### Your task
Retype all of the data exactly as given.

## Begin Material for this exercise

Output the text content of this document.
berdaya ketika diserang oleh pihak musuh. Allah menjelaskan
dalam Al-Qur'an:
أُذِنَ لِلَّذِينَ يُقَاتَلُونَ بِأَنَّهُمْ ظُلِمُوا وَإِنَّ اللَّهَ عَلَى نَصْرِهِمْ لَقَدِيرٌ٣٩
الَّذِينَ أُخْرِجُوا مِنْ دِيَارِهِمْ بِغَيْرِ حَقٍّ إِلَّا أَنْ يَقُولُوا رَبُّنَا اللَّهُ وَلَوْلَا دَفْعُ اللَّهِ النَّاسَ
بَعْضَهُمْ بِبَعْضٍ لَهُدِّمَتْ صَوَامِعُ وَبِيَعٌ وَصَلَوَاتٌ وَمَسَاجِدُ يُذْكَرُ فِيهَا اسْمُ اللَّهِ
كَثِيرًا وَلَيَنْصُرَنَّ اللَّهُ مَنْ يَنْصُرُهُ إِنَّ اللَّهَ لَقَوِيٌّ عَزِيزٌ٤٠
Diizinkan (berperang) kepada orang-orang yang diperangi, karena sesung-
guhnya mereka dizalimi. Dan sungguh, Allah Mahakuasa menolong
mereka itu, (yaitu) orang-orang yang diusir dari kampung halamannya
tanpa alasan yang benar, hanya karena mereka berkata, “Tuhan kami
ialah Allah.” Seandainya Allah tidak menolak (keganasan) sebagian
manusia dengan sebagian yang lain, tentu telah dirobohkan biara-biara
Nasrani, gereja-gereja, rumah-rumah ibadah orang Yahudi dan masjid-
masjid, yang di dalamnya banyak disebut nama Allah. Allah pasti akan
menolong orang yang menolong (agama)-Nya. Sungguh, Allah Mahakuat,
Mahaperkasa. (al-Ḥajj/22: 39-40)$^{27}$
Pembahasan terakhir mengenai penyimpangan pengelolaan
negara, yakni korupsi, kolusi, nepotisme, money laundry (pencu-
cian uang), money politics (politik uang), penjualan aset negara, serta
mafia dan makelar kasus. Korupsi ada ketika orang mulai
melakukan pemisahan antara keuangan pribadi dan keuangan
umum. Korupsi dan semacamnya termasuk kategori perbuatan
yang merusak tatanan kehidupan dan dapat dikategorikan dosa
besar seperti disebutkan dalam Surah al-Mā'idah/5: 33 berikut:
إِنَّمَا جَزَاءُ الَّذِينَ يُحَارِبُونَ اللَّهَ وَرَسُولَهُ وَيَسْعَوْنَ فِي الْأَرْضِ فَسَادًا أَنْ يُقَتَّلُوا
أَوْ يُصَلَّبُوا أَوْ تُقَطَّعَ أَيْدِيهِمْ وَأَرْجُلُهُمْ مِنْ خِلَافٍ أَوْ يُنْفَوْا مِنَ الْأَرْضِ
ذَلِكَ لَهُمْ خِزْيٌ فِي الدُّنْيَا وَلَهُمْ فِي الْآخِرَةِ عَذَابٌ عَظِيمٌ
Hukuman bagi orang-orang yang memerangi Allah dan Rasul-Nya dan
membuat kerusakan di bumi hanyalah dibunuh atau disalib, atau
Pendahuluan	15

## End Material for this exercise

### Problem solution
Output the text content of this document.
berdaya ketika diserang oleh pihak musuh. Allah menjelaskan
dalam Al-Qur'an:
أُذِنَ لِلَّذِينَ يُقَاتَلُونَ بِأَنَّهُمْ ظُلِمُوا وَإِنَّ اللَّهَ عَلَى نَصْرِهِمْ لَقَدِيرٌ٣٩
الَّذِينَ أُخْرِجُوا مِنْ دِيَارِهِمْ بِغَيْرِ حَقٍّ إِلَّا أَنْ يَقُولُوا رَبُّنَا اللَّهُ وَلَوْلَا دَفْعُ اللَّهِ النَّاسَ
بَعْضَهُمْ بِبَعْضٍ لَهُدِّمَتْ صَوَامِعُ وَبِيَعٌ وَصَلَوَاتٌ وَمَسَاجِدُ يُذْكَرُ فِيهَا اسْمُ اللَّهِ
كَثِيرًا وَلَيَنْصُرَنَّ اللَّهُ مَنْ يَنْصُرُهُ إِنَّ اللَّهَ لَقَوِيٌّ عَزِيزٌ٤٠
Diizinkan (berperang) kepada orang-orang yang diperangi, karena sesung-
guhnya mereka dizalimi. Dan sungguh, Allah Mahakuasa menolong
mereka itu, (yaitu) orang-orang yang diusir dari kampung halamannya
tanpa alasan yang benar, hanya karena mereka berkata, “Tuhan kami
ialah Allah.” Seandainya Allah tidak menolak (keganasan) sebagian
manusia dengan sebagian yang lain, tentu telah dirobohkan biara-biara
Nasrani, gereja-gereja, rumah-rumah ibadah orang Yahudi dan masjid-
masjid, yang di dalamnya banyak disebut nama Allah. Allah pasti akan
menolong orang yang menolong (agama)-Nya. Sungguh, Allah Mahakuat,
Mahaperkasa. (al-Ḥajj/22: 39-40)$^{27}$
Pembahasan terakhir mengenai penyimpangan pengelolaan
negara, yakni korupsi, kolusi, nepotisme, money laundry (pencu-
cian uang), money politics (politik uang), penjualan aset negara, serta
mafia dan makelar kasus. Korupsi ada ketika orang mulai
melakukan pemisahan antara keuangan pribadi dan keuangan
umum. Korupsi dan semacamnya termasuk kategori perbuatan
yang merusak tatanan kehidupan dan dapat dikategorikan dosa
besar seperti disebutkan dalam Surah al-Mā'idah/5: 33 berikut:
إِنَّمَا جَزَاءُ الَّذِينَ يُحَارِبُونَ اللَّهَ وَرَسُولَهُ وَيَسْعَوْنَ فِي الْأَرْضِ فَسَادًا أَنْ يُقَتَّلُوا
أَوْ يُصَلَّبُوا أَوْ تُقَطَّعَ أَيْدِيهِمْ وَأَرْجُلُهُمْ مِنْ خِلَافٍ أَوْ يُنْفَوْا مِنَ الْأَرْضِ
ذَلِكَ لَهُمْ خِزْيٌ فِي الدُّنْيَا وَلَهُمْ فِي الْآخِرَةِ عَذَابٌ عَظِيمٌ
Hukuman bagi orang-orang yang memerangi Allah dan Rasul-Nya dan
membuat kerusakan di bumi hanyalah dibunuh atau disalib, atau
Pendahuluan	15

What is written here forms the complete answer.